--- Prompt ---
Could you copy every line from the material below in which "caption" appears?

--- Material ---
▼▼▼

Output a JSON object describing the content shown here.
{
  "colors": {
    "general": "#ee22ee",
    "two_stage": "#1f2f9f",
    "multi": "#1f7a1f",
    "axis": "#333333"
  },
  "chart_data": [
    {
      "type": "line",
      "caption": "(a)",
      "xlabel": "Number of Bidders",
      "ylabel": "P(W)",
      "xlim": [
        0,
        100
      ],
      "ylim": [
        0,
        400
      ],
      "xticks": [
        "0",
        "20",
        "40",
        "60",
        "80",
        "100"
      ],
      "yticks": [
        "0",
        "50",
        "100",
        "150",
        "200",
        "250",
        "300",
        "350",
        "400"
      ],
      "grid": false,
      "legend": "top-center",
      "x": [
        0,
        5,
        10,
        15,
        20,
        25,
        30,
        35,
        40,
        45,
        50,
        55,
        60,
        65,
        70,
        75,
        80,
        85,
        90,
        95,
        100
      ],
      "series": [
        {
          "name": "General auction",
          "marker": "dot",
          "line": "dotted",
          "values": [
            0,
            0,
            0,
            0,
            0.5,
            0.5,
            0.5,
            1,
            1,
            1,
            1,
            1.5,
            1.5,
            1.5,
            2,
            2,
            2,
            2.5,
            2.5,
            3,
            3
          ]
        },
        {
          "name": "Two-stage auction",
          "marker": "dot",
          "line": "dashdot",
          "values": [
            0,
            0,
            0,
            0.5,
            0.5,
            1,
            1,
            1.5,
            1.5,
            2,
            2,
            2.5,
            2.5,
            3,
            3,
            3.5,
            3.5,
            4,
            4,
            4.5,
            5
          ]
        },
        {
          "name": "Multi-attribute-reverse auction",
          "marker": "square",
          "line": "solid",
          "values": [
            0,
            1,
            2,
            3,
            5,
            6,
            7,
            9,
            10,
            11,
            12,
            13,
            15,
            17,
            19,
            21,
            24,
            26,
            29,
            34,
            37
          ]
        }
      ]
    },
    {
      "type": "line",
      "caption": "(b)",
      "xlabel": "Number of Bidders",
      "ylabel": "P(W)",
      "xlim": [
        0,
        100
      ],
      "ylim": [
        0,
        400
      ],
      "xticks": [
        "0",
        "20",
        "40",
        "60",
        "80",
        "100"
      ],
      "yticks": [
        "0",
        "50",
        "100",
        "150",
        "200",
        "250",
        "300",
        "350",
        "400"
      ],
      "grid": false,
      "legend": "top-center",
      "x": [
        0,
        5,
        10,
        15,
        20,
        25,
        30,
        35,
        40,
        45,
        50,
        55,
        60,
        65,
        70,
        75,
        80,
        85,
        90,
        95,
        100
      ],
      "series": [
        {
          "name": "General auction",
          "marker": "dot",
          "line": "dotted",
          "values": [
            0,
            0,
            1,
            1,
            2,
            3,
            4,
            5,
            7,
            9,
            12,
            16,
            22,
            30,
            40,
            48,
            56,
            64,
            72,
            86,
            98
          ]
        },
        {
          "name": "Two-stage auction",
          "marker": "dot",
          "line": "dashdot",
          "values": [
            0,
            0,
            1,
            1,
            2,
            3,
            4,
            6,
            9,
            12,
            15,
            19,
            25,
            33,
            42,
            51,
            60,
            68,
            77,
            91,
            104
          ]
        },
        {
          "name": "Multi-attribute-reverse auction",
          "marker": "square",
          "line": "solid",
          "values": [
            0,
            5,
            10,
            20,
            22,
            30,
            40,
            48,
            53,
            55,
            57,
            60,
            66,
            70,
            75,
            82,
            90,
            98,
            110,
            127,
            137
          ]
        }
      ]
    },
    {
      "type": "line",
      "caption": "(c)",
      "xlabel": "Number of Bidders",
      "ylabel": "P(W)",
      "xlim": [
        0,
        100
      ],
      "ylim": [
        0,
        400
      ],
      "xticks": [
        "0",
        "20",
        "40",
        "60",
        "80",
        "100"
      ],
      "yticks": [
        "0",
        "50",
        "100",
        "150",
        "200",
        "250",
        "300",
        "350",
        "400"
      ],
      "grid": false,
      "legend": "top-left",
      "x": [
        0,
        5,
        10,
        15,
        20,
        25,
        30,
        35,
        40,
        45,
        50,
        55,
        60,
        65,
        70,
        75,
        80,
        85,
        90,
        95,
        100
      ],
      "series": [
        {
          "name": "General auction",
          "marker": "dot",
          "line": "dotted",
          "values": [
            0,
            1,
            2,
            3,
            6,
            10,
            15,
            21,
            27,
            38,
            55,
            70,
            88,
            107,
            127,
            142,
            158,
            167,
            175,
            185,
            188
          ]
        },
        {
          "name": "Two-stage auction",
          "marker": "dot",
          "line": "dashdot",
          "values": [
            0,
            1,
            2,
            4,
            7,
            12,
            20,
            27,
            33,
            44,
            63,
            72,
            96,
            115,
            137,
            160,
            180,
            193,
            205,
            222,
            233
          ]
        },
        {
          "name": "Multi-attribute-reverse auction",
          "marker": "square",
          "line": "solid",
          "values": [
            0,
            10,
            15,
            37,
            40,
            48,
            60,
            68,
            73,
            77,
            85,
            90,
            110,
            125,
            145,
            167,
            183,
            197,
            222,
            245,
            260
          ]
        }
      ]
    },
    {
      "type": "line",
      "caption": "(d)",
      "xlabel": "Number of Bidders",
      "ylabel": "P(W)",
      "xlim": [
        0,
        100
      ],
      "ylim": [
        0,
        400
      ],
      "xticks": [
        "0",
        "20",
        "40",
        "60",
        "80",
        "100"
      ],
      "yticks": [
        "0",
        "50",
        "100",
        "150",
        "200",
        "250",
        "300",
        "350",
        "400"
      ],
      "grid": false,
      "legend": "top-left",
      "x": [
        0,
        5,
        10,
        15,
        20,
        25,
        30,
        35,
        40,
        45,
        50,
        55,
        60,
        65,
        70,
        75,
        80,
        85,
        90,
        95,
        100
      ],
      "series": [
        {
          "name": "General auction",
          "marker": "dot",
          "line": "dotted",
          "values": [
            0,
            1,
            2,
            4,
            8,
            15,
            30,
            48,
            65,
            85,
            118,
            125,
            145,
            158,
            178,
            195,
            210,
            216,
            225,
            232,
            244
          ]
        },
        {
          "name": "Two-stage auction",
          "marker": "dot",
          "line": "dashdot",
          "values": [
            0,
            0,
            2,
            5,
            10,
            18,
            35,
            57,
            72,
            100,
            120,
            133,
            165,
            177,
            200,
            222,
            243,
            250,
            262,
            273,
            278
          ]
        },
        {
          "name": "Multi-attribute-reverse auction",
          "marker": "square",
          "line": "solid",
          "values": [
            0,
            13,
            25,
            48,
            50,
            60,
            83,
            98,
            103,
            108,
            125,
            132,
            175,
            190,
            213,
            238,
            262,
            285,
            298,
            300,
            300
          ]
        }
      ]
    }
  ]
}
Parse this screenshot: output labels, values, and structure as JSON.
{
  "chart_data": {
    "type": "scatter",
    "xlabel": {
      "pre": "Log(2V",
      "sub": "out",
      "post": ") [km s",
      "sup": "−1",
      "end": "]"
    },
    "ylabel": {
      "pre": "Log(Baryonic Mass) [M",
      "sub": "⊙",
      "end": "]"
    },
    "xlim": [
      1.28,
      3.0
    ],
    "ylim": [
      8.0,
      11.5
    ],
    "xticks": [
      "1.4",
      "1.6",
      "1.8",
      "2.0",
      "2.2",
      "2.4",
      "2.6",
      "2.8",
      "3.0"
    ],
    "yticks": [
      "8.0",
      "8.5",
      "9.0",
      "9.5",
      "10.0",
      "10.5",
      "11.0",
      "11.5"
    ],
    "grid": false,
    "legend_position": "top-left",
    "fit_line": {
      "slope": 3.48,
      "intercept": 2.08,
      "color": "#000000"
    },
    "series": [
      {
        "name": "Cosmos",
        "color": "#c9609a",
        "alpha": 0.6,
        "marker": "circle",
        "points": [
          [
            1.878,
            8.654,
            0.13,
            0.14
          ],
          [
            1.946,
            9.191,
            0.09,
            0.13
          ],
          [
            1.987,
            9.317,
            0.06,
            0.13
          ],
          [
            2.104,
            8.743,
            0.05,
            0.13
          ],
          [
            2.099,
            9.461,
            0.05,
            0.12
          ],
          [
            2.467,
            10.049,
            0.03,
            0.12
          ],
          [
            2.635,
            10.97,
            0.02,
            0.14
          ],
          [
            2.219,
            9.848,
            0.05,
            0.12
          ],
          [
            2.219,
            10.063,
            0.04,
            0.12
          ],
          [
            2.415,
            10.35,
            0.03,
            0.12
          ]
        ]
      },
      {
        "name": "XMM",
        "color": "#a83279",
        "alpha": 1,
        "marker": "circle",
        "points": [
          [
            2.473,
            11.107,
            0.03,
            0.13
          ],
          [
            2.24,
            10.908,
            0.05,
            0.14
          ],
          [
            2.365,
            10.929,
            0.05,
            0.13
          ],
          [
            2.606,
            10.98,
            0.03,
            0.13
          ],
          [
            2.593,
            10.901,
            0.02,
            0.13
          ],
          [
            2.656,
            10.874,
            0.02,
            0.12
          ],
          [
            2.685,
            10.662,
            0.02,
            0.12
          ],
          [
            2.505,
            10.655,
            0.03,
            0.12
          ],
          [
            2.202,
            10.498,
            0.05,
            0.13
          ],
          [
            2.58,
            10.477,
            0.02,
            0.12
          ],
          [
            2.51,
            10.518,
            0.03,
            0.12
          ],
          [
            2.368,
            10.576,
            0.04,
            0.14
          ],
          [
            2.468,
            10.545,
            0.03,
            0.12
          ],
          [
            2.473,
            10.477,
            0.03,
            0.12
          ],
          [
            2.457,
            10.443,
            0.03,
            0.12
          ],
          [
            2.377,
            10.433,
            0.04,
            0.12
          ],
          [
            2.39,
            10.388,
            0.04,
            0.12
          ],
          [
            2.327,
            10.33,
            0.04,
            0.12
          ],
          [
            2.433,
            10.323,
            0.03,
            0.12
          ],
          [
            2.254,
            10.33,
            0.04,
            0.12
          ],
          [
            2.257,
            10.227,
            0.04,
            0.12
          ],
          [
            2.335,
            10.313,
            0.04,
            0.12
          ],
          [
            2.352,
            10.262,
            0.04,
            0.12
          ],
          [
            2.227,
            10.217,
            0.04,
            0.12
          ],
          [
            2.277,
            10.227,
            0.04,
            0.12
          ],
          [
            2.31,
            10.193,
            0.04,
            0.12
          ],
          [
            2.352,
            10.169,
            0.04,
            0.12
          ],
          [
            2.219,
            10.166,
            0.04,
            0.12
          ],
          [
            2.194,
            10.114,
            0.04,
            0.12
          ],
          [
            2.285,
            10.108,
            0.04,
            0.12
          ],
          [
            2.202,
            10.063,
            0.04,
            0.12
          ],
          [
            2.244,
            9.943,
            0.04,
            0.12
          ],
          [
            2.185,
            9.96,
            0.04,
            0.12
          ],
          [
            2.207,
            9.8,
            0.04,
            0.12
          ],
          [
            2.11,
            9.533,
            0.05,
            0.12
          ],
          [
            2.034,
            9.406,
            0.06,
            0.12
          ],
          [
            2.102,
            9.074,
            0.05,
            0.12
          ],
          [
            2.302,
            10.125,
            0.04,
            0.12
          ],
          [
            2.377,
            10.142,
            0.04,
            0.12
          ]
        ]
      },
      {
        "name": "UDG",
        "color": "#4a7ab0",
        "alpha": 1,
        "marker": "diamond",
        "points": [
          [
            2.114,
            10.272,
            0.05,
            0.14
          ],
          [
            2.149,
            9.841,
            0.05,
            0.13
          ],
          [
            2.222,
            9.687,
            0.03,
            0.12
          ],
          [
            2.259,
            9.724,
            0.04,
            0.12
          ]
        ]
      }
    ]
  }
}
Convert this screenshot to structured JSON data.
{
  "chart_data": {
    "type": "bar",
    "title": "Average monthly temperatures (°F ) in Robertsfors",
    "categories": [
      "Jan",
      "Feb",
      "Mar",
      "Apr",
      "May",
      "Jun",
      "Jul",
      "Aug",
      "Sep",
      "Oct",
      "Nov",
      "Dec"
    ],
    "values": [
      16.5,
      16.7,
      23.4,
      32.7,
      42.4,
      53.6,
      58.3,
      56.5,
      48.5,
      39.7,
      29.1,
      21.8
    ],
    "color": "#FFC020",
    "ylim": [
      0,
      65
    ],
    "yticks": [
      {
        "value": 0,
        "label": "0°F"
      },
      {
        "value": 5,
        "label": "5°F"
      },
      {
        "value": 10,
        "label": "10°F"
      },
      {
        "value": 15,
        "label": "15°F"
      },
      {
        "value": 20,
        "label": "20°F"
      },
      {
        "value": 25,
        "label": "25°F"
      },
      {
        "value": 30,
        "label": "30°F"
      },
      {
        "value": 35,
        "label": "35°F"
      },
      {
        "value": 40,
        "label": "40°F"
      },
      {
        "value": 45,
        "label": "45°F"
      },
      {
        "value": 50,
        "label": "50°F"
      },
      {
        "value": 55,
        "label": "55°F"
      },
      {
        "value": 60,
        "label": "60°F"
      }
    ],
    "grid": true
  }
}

▲▲▲

--- Solution for this task ---
      "caption": "(a)",
      "caption": "(b)",
      "caption": "(c)",
      "caption": "(d)",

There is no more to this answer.